**Your task**
From the listing below, extract each line containing the string "this".

**Exercise data**
══════════

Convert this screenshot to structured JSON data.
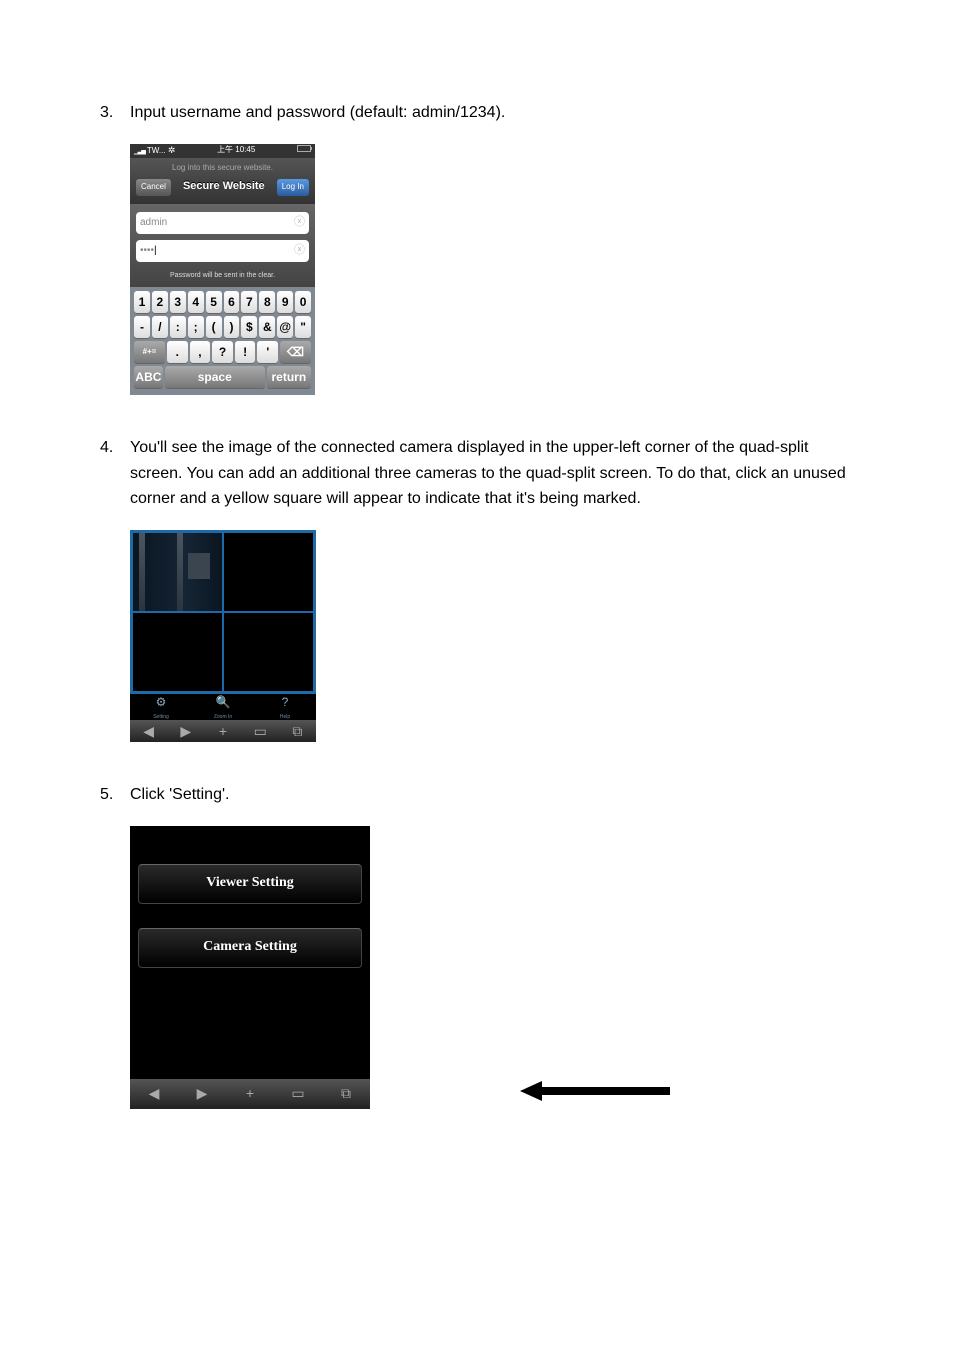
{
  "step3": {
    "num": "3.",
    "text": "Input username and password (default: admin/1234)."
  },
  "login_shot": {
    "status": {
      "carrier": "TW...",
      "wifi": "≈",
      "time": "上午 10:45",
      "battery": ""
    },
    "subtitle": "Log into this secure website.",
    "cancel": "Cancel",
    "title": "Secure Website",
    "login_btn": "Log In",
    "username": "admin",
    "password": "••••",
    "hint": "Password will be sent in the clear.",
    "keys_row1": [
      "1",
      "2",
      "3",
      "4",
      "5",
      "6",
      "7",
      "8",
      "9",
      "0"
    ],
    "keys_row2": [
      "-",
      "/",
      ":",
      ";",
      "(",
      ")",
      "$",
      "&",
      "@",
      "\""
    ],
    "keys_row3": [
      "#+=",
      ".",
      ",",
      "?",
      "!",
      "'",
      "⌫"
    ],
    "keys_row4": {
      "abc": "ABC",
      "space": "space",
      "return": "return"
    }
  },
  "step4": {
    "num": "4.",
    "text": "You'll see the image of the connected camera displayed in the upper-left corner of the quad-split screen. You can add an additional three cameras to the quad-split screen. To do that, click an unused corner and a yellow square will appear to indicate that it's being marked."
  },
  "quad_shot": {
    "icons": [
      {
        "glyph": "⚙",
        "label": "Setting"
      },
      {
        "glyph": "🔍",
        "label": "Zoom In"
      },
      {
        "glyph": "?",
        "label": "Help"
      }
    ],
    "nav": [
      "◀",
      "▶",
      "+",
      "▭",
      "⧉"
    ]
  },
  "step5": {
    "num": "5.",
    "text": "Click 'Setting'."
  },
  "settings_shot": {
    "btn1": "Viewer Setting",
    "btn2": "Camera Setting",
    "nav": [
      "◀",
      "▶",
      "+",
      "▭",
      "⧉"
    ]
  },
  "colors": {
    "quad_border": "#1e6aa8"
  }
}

══════════

**Expected answer**
Convert this screenshot to structured JSON data.
    "subtitle": "Log into this secure website.",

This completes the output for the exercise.